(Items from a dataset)
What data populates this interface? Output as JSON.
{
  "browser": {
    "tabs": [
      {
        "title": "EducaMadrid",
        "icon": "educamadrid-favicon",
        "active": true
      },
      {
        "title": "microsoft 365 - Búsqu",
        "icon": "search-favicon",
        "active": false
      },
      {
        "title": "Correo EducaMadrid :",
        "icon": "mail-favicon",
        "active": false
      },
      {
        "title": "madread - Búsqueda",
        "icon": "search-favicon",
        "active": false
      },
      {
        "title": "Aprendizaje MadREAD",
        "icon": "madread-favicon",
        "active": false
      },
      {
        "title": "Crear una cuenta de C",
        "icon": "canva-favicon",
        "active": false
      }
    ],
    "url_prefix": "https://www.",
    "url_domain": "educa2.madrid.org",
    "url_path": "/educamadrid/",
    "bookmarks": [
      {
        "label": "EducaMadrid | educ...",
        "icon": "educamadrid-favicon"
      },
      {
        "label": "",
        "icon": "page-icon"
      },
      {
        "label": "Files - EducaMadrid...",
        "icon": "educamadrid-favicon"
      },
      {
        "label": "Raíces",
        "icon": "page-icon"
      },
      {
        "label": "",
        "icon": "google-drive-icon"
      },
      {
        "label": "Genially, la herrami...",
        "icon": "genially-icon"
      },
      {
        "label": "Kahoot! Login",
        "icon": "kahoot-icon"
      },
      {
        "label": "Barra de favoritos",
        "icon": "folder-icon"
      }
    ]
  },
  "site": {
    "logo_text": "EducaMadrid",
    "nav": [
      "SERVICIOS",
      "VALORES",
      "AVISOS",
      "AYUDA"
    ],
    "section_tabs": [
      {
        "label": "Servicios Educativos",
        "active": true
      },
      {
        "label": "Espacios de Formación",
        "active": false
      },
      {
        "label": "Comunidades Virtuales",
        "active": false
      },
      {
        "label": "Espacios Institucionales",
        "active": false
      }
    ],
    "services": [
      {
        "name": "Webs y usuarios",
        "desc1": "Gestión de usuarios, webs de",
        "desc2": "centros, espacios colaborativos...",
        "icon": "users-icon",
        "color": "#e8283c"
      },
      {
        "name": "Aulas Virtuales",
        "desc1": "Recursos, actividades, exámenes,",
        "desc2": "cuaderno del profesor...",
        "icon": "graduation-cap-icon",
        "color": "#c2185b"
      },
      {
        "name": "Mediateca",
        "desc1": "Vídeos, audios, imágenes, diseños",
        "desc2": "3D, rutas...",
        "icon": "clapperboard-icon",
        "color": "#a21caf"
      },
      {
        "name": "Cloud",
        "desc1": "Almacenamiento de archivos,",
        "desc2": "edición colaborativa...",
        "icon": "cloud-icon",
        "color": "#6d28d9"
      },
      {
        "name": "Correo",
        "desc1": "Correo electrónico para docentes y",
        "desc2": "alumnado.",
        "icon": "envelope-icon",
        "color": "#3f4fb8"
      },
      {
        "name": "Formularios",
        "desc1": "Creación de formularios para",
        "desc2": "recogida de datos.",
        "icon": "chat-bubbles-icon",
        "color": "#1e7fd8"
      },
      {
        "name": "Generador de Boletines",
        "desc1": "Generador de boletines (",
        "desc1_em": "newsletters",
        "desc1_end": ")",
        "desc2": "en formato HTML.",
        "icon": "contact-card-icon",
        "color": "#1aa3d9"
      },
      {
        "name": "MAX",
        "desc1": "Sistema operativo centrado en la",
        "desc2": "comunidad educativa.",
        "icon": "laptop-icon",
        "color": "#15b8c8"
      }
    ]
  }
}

> **Exercise prompt**: What lines in the records above include the string "name"? Copy each one.

> **Solution**:
        "name": "Webs y usuarios",
        "name": "Aulas Virtuales",
        "name": "Mediateca",
        "name": "Cloud",
        "name": "Correo",
        "name": "Formularios",
        "name": "Generador de Boletines",
        "name": "MAX",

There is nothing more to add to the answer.